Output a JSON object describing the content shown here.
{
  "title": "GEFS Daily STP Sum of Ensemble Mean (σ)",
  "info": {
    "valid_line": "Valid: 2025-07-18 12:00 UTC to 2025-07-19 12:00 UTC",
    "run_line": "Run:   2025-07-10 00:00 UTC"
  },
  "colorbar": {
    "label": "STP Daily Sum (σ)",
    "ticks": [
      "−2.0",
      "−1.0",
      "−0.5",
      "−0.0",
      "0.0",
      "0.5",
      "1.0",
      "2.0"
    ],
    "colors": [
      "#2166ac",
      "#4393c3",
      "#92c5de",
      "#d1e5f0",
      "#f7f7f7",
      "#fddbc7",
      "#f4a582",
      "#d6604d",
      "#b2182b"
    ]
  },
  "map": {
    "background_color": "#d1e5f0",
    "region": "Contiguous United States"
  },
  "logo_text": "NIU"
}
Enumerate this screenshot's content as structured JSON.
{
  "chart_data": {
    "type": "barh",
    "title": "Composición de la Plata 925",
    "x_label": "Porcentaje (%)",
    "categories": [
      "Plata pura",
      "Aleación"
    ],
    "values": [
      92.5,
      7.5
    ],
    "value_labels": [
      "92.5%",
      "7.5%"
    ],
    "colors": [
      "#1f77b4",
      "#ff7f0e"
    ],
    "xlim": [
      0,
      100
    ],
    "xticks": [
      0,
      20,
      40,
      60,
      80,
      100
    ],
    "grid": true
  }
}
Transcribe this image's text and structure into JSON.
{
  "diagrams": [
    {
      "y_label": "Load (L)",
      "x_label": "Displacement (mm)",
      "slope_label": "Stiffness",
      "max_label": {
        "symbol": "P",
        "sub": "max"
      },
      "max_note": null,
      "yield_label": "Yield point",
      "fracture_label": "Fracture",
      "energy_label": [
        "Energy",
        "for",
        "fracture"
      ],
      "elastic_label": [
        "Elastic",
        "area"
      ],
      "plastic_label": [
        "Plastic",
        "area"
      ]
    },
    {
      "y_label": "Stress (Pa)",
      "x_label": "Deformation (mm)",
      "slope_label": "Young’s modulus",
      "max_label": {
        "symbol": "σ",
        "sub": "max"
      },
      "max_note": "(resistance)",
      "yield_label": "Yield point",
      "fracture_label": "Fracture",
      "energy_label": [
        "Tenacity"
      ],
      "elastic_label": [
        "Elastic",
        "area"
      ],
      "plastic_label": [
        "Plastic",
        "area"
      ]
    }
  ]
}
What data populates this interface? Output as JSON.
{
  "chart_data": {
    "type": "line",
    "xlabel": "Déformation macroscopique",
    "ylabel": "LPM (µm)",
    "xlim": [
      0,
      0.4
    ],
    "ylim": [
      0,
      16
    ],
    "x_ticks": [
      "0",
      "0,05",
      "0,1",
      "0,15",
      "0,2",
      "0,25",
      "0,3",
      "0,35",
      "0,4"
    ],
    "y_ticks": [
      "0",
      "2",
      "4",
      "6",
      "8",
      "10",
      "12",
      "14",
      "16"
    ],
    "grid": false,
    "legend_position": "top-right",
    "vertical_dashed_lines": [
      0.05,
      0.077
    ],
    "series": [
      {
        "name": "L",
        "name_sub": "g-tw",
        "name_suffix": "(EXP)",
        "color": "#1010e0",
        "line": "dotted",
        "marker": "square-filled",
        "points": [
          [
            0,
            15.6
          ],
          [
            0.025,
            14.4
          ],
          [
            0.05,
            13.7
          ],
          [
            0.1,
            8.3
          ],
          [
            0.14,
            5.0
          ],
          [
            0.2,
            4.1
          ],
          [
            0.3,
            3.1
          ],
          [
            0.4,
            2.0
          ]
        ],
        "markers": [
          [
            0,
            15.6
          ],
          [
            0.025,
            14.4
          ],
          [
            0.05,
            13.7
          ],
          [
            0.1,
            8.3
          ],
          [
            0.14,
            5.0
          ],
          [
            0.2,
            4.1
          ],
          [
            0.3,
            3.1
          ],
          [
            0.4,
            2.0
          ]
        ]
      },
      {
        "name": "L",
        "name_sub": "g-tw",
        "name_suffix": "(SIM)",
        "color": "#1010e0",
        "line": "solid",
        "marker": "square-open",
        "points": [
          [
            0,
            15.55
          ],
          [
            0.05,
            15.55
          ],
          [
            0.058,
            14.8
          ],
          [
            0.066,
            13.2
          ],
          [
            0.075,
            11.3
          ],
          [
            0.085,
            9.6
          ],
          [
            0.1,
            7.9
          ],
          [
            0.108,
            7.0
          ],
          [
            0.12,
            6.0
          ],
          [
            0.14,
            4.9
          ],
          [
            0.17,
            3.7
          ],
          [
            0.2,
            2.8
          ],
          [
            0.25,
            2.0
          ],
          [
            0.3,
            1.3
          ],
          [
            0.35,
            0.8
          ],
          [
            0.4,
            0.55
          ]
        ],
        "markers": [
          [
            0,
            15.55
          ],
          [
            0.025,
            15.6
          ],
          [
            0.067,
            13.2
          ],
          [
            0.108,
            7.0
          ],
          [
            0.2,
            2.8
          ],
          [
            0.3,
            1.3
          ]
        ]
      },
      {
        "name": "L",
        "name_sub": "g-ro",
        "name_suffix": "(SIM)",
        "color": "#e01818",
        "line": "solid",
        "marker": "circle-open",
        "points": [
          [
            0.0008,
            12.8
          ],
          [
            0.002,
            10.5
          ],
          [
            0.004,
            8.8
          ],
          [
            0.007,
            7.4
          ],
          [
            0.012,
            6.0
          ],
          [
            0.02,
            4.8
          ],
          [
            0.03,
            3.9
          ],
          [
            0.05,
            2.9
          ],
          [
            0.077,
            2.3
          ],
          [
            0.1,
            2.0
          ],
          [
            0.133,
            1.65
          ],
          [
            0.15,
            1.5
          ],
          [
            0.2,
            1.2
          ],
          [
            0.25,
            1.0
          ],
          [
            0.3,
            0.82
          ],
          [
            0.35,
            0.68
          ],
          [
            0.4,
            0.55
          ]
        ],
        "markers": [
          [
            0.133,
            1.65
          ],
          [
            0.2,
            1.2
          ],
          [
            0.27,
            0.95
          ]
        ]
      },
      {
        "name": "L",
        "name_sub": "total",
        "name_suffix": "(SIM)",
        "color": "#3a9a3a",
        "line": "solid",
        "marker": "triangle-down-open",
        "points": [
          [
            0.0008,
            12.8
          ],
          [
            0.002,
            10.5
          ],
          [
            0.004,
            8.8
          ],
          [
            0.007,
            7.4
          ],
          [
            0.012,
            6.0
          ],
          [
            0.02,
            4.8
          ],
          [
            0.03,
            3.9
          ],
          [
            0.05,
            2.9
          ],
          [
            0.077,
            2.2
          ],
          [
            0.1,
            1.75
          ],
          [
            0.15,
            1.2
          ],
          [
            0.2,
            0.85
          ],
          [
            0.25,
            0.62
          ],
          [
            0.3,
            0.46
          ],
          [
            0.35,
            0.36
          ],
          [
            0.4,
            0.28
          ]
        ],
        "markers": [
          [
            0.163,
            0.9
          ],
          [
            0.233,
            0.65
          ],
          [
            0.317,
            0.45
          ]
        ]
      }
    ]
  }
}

PROBLEM DETAILS ::
Scan the records for the string "square". Copy each line in which it appears.

ANSWER BELOW ::
        "marker": "square-filled",
        "marker": "square-open",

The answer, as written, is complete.